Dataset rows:
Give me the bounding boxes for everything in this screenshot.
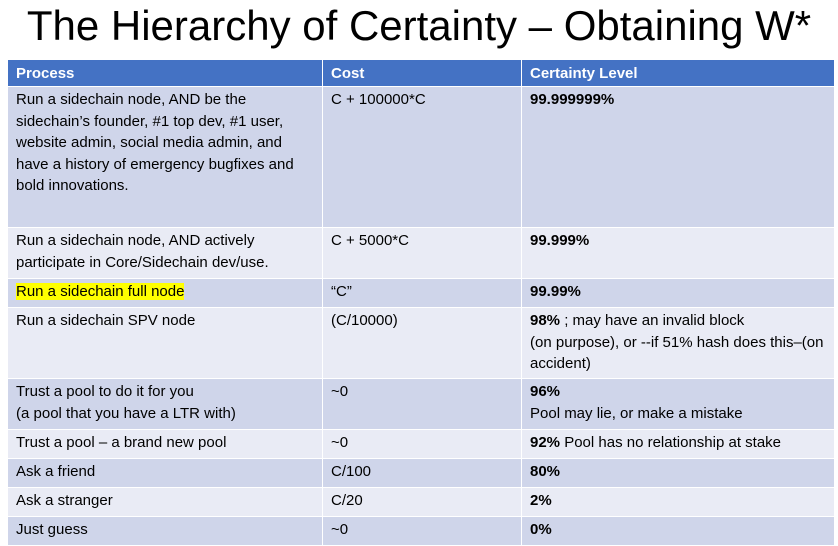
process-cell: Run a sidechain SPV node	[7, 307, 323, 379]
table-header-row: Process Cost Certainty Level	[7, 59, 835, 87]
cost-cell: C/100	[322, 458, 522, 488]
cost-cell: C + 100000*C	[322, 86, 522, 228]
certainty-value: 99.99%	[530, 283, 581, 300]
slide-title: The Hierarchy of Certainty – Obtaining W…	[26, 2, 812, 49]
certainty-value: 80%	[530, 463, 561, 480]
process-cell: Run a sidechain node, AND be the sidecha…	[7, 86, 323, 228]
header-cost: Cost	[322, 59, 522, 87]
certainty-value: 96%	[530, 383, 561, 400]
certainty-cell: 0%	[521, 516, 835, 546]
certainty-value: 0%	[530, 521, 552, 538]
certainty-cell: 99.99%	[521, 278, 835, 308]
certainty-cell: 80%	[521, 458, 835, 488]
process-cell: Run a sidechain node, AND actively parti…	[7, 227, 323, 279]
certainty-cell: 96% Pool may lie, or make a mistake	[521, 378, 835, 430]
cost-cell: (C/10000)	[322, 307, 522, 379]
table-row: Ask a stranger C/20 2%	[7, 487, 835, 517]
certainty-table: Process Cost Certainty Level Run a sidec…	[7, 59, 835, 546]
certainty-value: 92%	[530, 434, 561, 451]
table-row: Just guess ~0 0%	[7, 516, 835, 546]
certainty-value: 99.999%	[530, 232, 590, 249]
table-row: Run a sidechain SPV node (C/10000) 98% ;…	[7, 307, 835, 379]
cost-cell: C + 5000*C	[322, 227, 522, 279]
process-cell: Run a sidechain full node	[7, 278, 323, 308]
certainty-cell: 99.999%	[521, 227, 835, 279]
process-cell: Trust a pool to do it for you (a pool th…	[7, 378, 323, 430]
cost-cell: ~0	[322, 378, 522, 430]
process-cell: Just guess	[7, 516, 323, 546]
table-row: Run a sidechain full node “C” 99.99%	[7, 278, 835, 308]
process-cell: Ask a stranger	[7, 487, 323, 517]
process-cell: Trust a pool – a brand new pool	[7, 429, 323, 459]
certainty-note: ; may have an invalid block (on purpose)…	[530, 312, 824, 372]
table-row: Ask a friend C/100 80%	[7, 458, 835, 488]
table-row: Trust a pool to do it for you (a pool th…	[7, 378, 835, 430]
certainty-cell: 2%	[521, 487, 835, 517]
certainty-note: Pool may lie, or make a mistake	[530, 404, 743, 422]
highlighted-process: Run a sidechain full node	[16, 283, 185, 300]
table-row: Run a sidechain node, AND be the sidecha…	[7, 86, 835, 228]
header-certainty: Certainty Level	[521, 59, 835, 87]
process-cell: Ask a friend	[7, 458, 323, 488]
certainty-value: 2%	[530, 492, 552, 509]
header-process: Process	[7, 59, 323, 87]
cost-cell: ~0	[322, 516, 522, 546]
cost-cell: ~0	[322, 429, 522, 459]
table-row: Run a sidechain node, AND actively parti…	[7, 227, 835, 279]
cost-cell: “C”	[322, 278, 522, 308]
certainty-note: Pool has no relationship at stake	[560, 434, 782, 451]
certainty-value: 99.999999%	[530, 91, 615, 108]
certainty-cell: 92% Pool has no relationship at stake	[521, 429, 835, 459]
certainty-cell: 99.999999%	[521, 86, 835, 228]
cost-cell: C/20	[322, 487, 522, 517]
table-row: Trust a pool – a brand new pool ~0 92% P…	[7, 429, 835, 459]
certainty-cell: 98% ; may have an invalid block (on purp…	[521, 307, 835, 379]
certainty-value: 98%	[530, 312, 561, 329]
* * *
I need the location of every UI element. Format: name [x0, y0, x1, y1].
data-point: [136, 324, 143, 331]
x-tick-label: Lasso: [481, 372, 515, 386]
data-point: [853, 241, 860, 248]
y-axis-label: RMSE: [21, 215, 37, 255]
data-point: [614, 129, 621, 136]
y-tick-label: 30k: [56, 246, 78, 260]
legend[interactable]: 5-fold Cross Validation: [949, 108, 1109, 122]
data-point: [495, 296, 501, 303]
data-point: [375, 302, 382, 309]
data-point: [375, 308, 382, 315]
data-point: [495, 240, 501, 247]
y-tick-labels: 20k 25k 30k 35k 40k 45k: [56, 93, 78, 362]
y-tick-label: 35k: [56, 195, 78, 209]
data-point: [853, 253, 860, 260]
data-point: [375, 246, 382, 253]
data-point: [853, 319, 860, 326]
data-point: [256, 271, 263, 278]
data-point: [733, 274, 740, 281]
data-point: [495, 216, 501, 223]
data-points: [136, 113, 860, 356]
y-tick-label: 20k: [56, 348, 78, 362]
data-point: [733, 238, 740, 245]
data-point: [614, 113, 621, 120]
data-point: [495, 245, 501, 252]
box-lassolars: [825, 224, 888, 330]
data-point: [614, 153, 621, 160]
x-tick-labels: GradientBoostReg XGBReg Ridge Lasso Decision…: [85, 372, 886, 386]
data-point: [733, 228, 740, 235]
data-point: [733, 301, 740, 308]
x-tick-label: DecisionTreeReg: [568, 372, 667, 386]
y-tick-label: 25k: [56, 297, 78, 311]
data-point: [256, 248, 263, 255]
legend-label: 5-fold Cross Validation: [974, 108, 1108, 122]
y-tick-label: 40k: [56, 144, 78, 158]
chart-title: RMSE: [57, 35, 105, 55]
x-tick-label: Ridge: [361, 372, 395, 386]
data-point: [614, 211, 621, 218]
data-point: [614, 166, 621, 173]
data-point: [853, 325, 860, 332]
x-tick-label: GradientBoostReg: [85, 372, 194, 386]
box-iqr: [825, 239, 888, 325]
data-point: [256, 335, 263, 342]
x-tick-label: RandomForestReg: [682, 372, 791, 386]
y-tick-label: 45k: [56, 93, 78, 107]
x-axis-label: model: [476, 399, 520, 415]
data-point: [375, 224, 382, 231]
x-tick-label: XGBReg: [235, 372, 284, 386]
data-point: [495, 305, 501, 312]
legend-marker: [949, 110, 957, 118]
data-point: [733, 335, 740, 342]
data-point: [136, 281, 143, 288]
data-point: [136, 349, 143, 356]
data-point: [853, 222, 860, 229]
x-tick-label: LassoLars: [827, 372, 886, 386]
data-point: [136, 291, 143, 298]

§ **OBJECTIVE**
Can you write out the entries above, word for word, from the line with "I need the location" up to and including the line with "y-axis-label: RMSE: [21, 215, 37, 255]"?

§ **FULL SOLUTION**
I need the location of every UI element. Format: name [x0, y0, x1, y1].
data-point: [136, 324, 143, 331]
x-tick-label: Lasso: [481, 372, 515, 386]
data-point: [853, 241, 860, 248]
y-axis-label: RMSE: [21, 215, 37, 255]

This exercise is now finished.